> [WHAT YOU HAVE TO DO]: Quote the entries that follow exactly, leaving none out.
........
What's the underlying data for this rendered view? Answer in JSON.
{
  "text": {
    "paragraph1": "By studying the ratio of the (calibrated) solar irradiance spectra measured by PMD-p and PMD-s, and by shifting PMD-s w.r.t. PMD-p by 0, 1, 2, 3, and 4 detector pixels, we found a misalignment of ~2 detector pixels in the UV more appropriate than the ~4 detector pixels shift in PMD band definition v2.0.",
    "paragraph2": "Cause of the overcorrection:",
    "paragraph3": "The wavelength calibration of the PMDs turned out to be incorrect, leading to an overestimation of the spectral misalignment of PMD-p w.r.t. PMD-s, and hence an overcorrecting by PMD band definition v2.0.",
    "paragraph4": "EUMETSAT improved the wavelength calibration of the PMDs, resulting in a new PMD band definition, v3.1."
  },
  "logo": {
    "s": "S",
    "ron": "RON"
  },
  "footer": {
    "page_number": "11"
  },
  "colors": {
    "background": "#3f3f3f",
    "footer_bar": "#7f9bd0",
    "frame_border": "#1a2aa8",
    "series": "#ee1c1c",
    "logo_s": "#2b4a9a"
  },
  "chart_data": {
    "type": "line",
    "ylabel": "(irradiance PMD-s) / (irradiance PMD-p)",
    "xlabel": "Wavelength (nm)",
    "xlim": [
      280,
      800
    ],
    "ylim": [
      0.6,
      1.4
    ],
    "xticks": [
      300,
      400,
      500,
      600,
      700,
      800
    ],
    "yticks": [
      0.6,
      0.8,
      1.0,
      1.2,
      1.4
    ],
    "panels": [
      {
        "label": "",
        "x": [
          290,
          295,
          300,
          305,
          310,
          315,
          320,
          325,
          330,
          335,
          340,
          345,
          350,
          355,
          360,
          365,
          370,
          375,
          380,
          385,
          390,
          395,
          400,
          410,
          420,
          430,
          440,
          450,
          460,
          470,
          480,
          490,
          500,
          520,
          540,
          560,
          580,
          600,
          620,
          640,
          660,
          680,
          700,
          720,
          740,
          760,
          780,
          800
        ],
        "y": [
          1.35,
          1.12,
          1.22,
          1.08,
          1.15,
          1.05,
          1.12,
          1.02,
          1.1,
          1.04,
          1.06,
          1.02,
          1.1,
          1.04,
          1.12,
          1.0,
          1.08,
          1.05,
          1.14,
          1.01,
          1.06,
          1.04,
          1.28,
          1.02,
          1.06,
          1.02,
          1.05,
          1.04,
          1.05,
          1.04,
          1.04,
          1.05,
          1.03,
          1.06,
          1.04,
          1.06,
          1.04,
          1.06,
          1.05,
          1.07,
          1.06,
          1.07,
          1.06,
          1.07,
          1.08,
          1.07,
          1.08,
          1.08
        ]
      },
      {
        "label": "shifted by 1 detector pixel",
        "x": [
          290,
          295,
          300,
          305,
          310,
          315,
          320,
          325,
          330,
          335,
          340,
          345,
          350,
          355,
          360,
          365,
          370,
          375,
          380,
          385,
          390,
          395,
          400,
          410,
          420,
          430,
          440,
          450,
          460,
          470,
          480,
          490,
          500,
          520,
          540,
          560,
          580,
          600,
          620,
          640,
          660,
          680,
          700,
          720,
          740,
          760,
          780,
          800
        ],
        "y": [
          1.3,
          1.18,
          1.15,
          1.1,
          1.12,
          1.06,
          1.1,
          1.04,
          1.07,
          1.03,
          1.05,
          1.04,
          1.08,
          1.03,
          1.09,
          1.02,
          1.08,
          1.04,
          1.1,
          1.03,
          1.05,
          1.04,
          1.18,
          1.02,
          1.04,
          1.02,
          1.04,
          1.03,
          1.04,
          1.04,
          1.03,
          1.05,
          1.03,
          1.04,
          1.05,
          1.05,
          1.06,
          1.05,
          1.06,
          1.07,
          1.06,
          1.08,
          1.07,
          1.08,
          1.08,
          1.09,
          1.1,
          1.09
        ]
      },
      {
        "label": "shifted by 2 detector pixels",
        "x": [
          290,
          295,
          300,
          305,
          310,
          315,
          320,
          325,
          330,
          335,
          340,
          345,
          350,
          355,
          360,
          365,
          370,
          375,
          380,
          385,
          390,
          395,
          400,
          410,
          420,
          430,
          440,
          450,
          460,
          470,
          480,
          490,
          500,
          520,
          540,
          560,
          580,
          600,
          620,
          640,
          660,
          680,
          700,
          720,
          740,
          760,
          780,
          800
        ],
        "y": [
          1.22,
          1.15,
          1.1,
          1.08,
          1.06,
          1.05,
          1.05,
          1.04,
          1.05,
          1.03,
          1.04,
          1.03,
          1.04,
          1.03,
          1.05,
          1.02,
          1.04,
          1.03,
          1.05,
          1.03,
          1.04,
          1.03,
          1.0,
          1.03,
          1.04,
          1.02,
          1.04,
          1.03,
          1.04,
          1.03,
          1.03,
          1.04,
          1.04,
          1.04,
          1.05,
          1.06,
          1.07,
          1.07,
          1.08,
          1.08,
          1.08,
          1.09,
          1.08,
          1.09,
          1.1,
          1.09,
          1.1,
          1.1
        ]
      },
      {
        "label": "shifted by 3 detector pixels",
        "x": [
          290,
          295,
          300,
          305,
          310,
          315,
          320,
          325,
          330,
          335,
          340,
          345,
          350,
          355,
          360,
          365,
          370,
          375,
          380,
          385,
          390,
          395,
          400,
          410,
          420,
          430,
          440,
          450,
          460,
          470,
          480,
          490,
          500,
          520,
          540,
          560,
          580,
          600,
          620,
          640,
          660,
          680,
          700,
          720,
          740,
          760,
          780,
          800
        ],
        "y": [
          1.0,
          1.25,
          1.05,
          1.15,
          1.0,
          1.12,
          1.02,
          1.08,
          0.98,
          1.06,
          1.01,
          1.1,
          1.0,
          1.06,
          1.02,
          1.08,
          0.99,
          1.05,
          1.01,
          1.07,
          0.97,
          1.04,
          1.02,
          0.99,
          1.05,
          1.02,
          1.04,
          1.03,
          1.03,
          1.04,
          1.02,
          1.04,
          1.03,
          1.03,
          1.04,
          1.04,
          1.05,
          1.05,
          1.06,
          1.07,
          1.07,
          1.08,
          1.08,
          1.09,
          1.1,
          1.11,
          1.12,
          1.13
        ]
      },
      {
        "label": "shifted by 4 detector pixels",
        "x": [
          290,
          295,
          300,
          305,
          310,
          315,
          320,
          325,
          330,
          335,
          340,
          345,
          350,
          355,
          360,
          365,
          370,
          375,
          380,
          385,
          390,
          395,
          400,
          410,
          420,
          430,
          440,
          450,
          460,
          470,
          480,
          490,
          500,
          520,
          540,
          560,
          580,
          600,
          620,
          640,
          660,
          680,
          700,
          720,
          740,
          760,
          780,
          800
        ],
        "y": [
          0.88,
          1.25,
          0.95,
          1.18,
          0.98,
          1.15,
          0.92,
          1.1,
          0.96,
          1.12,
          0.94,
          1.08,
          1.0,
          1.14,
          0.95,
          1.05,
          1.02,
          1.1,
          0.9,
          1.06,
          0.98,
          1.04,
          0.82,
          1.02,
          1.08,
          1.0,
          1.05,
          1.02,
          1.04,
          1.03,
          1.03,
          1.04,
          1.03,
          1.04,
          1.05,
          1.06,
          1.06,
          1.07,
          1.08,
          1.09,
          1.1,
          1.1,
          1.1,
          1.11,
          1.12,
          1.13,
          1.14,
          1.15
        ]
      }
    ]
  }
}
........
> [EXERCISE SOLUTION]:
What's the underlying data for this rendered view? Answer in JSON.
{
  "text": {
    "paragraph1": "By studying the ratio of the (calibrated) solar irradiance spectra measured by PMD-p and PMD-s, and by shifting PMD-s w.r.t. PMD-p by 0, 1, 2, 3, and 4 detector pixels, we found a misalignment of ~2 detector pixels in the UV more appropriate than the ~4 detector pixels shift in PMD band definition v2.0.",
    "paragraph2": "Cause of the overcorrection:",
    "paragraph3": "The wavelength calibration of the PMDs turned out to be incorrect, leading to an overestimation of the spectral misalignment of PMD-p w.r.t. PMD-s, and hence an overcorrecting by PMD band definition v2.0.",
    "paragraph4": "EUMETSAT improved the wavelength calibration of the PMDs, resulting in a new PMD band definition, v3.1."
  },
  "logo": {
    "s": "S",
    "ron": "RON"
  },
  "footer": {
    "page_number": "11"
  },
  "colors": {
    "background": "#3f3f3f",
    "footer_bar": "#7f9bd0",
    "frame_border": "#1a2aa8",
    "series": "#ee1c1c",
    "logo_s": "#2b4a9a"
  },
  "chart_data": {
    "type": "line",
    "ylabel": "(irradiance PMD-s) / (irradiance PMD-p)",
    "xlabel": "Wavelength (nm)",
    "xlim": [
      280,
      800
    ],
    "ylim": [
      0.6,
      1.4
    ],
    "xticks": [
      300,
      400,
      500,
      600,
      700,
      800
    ],
    "yticks": [
      0.6,
      0.8,
      1.0,
      1.2,
      1.4
    ],
    "panels": [
      {
        "label": "",
        "x": [
          290,
          295,
          300,
          305,
          310,
          315,
          320,
          325,
          330,
          335,
          340,
          345,
          350,
          355,
          360,
          365,
          370,
          375,
          380,
          385,
          390,
          395,
          400,
          410,
          420,
          430,
          440,
          450,
          460,
          470,
          480,
          490,
          500,
          520,
          540,
          560,
          580,
          600,
          620,
          640,
          660,
          680,
          700,
          720,
          740,
          760,
          780,
          800
        ],
        "y": [
          1.35,
          1.12,
          1.22,
          1.08,
          1.15,
          1.05,
          1.12,
          1.02,
          1.1,
          1.04,
          1.06,
          1.02,
          1.1,
          1.04,
          1.12,
          1.0,
          1.08,
          1.05,
          1.14,
          1.01,
          1.06,
          1.04,
          1.28,
          1.02,
          1.06,
          1.02,
          1.05,
          1.04,
          1.05,
          1.04,
          1.04,
          1.05,
          1.03,
          1.06,
          1.04,
          1.06,
          1.04,
          1.06,
          1.05,
          1.07,
          1.06,
          1.07,
          1.06,
          1.07,
          1.08,
          1.07,
          1.08,
          1.08
        ]
      },
      {
        "label": "shifted by 1 detector pixel",
        "x": [
          290,
          295,
          300,
          305,
          310,
          315,
          320,
          325,
          330,
          335,
          340,
          345,
          350,
          355,
          360,
          365,
          370,
          375,
          380,
          385,
          390,
          395,
          400,
          410,
          420,
          430,
          440,
          450,
          460,
          470,
          480,
          490,
          500,
          520,
          540,
          560,
          580,
          600,
          620,
          640,
          660,
          680,
          700,
          720,
          740,
          760,
          780,
          800
        ],
        "y": [
          1.3,
          1.18,
          1.15,
          1.1,
          1.12,
          1.06,
          1.1,
          1.04,
          1.07,
          1.03,
          1.05,
          1.04,
          1.08,
          1.03,
          1.09,
          1.02,
          1.08,
          1.04,
          1.1,
          1.03,
          1.05,
          1.04,
          1.18,
          1.02,
          1.04,
          1.02,
          1.04,
          1.03,
          1.04,
          1.04,
          1.03,
          1.05,
          1.03,
          1.04,
          1.05,
          1.05,
          1.06,
          1.05,
          1.06,
          1.07,
          1.06,
          1.08,
          1.07,
          1.08,
          1.08,
          1.09,
          1.1,
          1.09
        ]
      },
      {
        "label": "shifted by 2 detector pixels",
        "x": [
          290,
          295,
          300,
          305,
          310,
          315,
          320,
          325,
          330,
          335,
          340,
          345,
          350,
          355,
          360,
          365,
          370,
          375,
          380,
          385,
          390,
          395,
          400,
          410,
          420,
          430,
          440,
          450,
          460,
          470,
          480,
          490,
          500,
          520,
          540,
          560,
          580,
          600,
          620,
          640,
          660,
          680,
          700,
          720,
          740,
          760,
          780,
          800
        ],
        "y": [
          1.22,
          1.15,
          1.1,
          1.08,
          1.06,
          1.05,
          1.05,
          1.04,
          1.05,
          1.03,
          1.04,
          1.03,
          1.04,
          1.03,
          1.05,
          1.02,
          1.04,
          1.03,
          1.05,
          1.03,
          1.04,
          1.03,
          1.0,
          1.03,
          1.04,
          1.02,
          1.04,
          1.03,
          1.04,
          1.03,
          1.03,
          1.04,
          1.04,
          1.04,
          1.05,
          1.06,
          1.07,
          1.07,
          1.08,
          1.08,
          1.08,
          1.09,
          1.08,
          1.09,
          1.1,
          1.09,
          1.1,
          1.1
        ]
      },
      {
        "label": "shifted by 3 detector pixels",
        "x": [
          290,
          295,
          300,
          305,
          310,
          315,
          320,
          325,
          330,
          335,
          340,
          345,
          350,
          355,
          360,
          365,
          370,
          375,
          380,
          385,
          390,
          395,
          400,
          410,
          420,
          430,
          440,
          450,
          460,
          470,
          480,
          490,
          500,
          520,
          540,
          560,
          580,
          600,
          620,
          640,
          660,
          680,
          700,
          720,
          740,
          760,
          780,
          800
        ],
        "y": [
          1.0,
          1.25,
          1.05,
          1.15,
          1.0,
          1.12,
          1.02,
          1.08,
          0.98,
          1.06,
          1.01,
          1.1,
          1.0,
          1.06,
          1.02,
          1.08,
          0.99,
          1.05,
          1.01,
          1.07,
          0.97,
          1.04,
          1.02,
          0.99,
          1.05,
          1.02,
          1.04,
          1.03,
          1.03,
          1.04,
          1.02,
          1.04,
          1.03,
          1.03,
          1.04,
          1.04,
          1.05,
          1.05,
          1.06,
          1.07,
          1.07,
          1.08,
          1.08,
          1.09,
          1.1,
          1.11,
          1.12,
          1.13
        ]
      },
      {
        "label": "shifted by 4 detector pixels",
        "x": [
          290,
          295,
          300,
          305,
          310,
          315,
          320,
          325,
          330,
          335,
          340,
          345,
          350,
          355,
          360,
          365,
          370,
          375,
          380,
          385,
          390,
          395,
          400,
          410,
          420,
          430,
          440,
          450,
          460,
          470,
          480,
          490,
          500,
          520,
          540,
          560,
          580,
          600,
          620,
          640,
          660,
          680,
          700,
          720,
          740,
          760,
          780,
          800
        ],
        "y": [
          0.88,
          1.25,
          0.95,
          1.18,
          0.98,
          1.15,
          0.92,
          1.1,
          0.96,
          1.12,
          0.94,
          1.08,
          1.0,
          1.14,
          0.95,
          1.05,
          1.02,
          1.1,
          0.9,
          1.06,
          0.98,
          1.04,
          0.82,
          1.02,
          1.08,
          1.0,
          1.05,
          1.02,
          1.04,
          1.03,
          1.03,
          1.04,
          1.03,
          1.04,
          1.05,
          1.06,
          1.06,
          1.07,
          1.08,
          1.09,
          1.1,
          1.1,
          1.1,
          1.11,
          1.12,
          1.13,
          1.14,
          1.15
        ]
      }
    ]
  }
}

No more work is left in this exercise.